→ DIRECTION
Give back the whole listing exactly as shown.

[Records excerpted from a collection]
"""
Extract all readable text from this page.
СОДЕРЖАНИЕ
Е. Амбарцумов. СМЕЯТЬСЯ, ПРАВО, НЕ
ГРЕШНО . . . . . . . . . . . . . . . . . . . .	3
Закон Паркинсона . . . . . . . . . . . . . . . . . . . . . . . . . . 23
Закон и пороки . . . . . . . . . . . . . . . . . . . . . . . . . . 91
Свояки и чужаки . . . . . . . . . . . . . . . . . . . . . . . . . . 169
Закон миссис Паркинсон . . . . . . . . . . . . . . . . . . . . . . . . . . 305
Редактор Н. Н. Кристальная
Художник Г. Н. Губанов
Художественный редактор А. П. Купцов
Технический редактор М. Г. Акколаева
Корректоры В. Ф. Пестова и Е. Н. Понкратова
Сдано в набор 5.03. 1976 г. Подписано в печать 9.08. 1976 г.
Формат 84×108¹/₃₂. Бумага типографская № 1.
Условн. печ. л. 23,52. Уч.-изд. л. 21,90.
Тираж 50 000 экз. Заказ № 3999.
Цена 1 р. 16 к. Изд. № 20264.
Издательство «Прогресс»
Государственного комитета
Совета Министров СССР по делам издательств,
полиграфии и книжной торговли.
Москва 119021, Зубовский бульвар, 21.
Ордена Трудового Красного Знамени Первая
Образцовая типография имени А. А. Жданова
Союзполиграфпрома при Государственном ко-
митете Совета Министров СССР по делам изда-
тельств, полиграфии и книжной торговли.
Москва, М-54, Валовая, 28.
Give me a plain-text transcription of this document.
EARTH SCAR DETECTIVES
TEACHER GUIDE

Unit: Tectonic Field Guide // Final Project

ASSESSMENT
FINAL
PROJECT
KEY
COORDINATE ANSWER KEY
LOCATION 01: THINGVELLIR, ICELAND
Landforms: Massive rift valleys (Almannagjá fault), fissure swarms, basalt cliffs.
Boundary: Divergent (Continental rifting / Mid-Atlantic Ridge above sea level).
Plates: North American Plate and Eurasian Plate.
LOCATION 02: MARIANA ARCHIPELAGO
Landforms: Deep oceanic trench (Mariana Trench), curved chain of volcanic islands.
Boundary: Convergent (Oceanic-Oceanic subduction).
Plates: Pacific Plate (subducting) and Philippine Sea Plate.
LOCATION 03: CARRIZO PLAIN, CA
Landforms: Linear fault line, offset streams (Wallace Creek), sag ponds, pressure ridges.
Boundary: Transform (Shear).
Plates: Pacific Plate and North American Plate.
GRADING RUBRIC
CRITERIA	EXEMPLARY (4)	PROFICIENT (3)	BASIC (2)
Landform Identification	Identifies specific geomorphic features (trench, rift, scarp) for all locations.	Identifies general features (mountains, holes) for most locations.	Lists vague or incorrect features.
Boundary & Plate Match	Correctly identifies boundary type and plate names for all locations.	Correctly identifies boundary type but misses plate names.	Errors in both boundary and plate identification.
"""
→ COMPLETE RESPONSE
Extract all readable text from this page.
СОДЕРЖАНИЕ
Е. Амбарцумов. СМЕЯТЬСЯ, ПРАВО, НЕ
ГРЕШНО . . . . . . . . . . . . . . . . . . . .	3
Закон Паркинсона . . . . . . . . . . . . . . . . . . . . . . . . . . 23
Закон и пороки . . . . . . . . . . . . . . . . . . . . . . . . . . 91
Свояки и чужаки . . . . . . . . . . . . . . . . . . . . . . . . . . 169
Закон миссис Паркинсон . . . . . . . . . . . . . . . . . . . . . . . . . . 305
Редактор Н. Н. Кристальная
Художник Г. Н. Губанов
Художественный редактор А. П. Купцов
Технический редактор М. Г. Акколаева
Корректоры В. Ф. Пестова и Е. Н. Понкратова
Сдано в набор 5.03. 1976 г. Подписано в печать 9.08. 1976 г.
Формат 84×108¹/₃₂. Бумага типографская № 1.
Условн. печ. л. 23,52. Уч.-изд. л. 21,90.
Тираж 50 000 экз. Заказ № 3999.
Цена 1 р. 16 к. Изд. № 20264.
Издательство «Прогресс»
Государственного комитета
Совета Министров СССР по делам издательств,
полиграфии и книжной торговли.
Москва 119021, Зубовский бульвар, 21.
Ордена Трудового Красного Знамени Первая
Образцовая типография имени А. А. Жданова
Союзполиграфпрома при Государственном ко-
митете Совета Министров СССР по делам изда-
тельств, полиграфии и книжной торговли.
Москва, М-54, Валовая, 28.
Give me a plain-text transcription of this document.
EARTH SCAR DETECTIVES
TEACHER GUIDE

Unit: Tectonic Field Guide // Final Project

ASSESSMENT
FINAL
PROJECT
KEY
COORDINATE ANSWER KEY
LOCATION 01: THINGVELLIR, ICELAND
Landforms: Massive rift valleys (Almannagjá fault), fissure swarms, basalt cliffs.
Boundary: Divergent (Continental rifting / Mid-Atlantic Ridge above sea level).
Plates: North American Plate and Eurasian Plate.
LOCATION 02: MARIANA ARCHIPELAGO
Landforms: Deep oceanic trench (Mariana Trench), curved chain of volcanic islands.
Boundary: Convergent (Oceanic-Oceanic subduction).
Plates: Pacific Plate (subducting) and Philippine Sea Plate.
LOCATION 03: CARRIZO PLAIN, CA
Landforms: Linear fault line, offset streams (Wallace Creek), sag ponds, pressure ridges.
Boundary: Transform (Shear).
Plates: Pacific Plate and North American Plate.
GRADING RUBRIC
CRITERIA	EXEMPLARY (4)	PROFICIENT (3)	BASIC (2)
Landform Identification	Identifies specific geomorphic features (trench, rift, scarp) for all locations.	Identifies general features (mountains, holes) for most locations.	Lists vague or incorrect features.
Boundary & Plate Match	Correctly identifies boundary type and plate names for all locations.	Correctly identifies boundary type but misses plate names.	Errors in both boundary and plate identification.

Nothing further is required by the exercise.